PROBLEM STATEMENT: Write out the data again exactly, skipping every picture.

start TASK INPUT

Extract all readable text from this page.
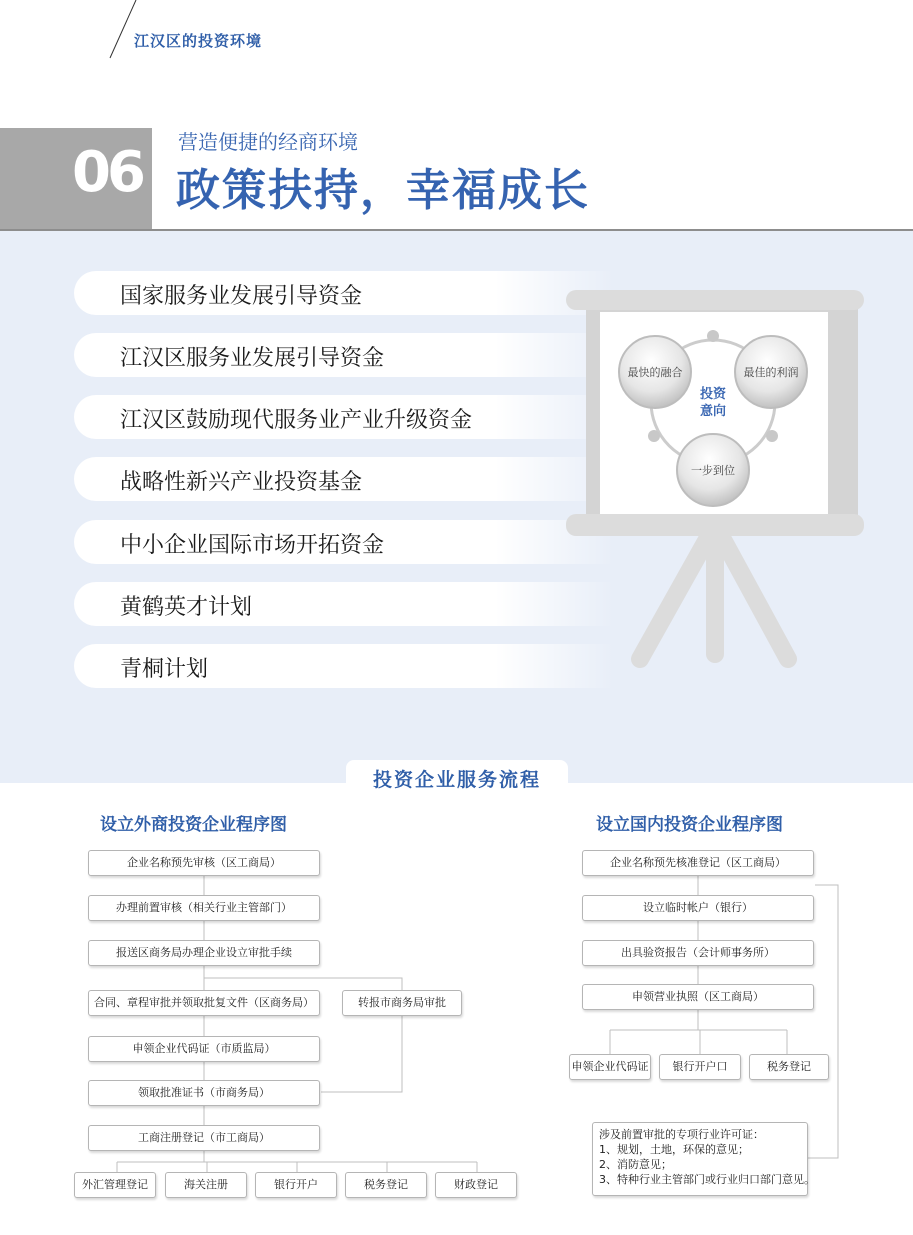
江汉区的投资环境
06 营造便捷的经商环境
政策扶持，幸福成长
国家服务业发展引导资金
江汉区服务业发展引导资金
江汉区鼓励现代服务业产业升级资金
战略性新兴产业投资基金
中小企业国际市场开拓资金
黄鹤英才计划
青桐计划
最快的融合	最佳的利润
一步到位
投资
意向
投资企业服务流程
设立外商投资企业程序图	设立国内投资企业程序图
企业名称预先审核（区工商局）
办理前置审核（相关行业主管部门）
报送区商务局办理企业设立审批手续
合同、章程审批并领取批复文件（区商务局）	转报市商务局审批
申领企业代码证（市质监局）
领取批准证书（市商务局）
工商注册登记（市工商局）
外汇管理登记	海关注册	银行开户	税务登记	财政登记
企业名称预先核准登记（区工商局）
设立临时帐户（银行）
出具验资报告（会计师事务所）
申领营业执照（区工商局）
申领企业代码证	银行开户口	税务登记
涉及前置审批的专项行业许可证：
1、规划，土地，环保的意见；
2、消防意见；
3、特种行业主管部门或行业归口部门意见。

end TASK INPUT

PROBLEM SOLUTION:
Extract all readable text from this page.
江汉区的投资环境
06 营造便捷的经商环境
政策扶持，幸福成长
国家服务业发展引导资金
江汉区服务业发展引导资金
江汉区鼓励现代服务业产业升级资金
战略性新兴产业投资基金
中小企业国际市场开拓资金
黄鹤英才计划
青桐计划
最快的融合	最佳的利润
一步到位
投资
意向
投资企业服务流程
设立外商投资企业程序图	设立国内投资企业程序图
企业名称预先审核（区工商局）
办理前置审核（相关行业主管部门）
报送区商务局办理企业设立审批手续
合同、章程审批并领取批复文件（区商务局）	转报市商务局审批
申领企业代码证（市质监局）
领取批准证书（市商务局）
工商注册登记（市工商局）
外汇管理登记	海关注册	银行开户	税务登记	财政登记
企业名称预先核准登记（区工商局）
设立临时帐户（银行）
出具验资报告（会计师事务所）
申领营业执照（区工商局）
申领企业代码证	银行开户口	税务登记
涉及前置审批的专项行业许可证：
1、规划，土地，环保的意见；
2、消防意见；
3、特种行业主管部门或行业归口部门意见。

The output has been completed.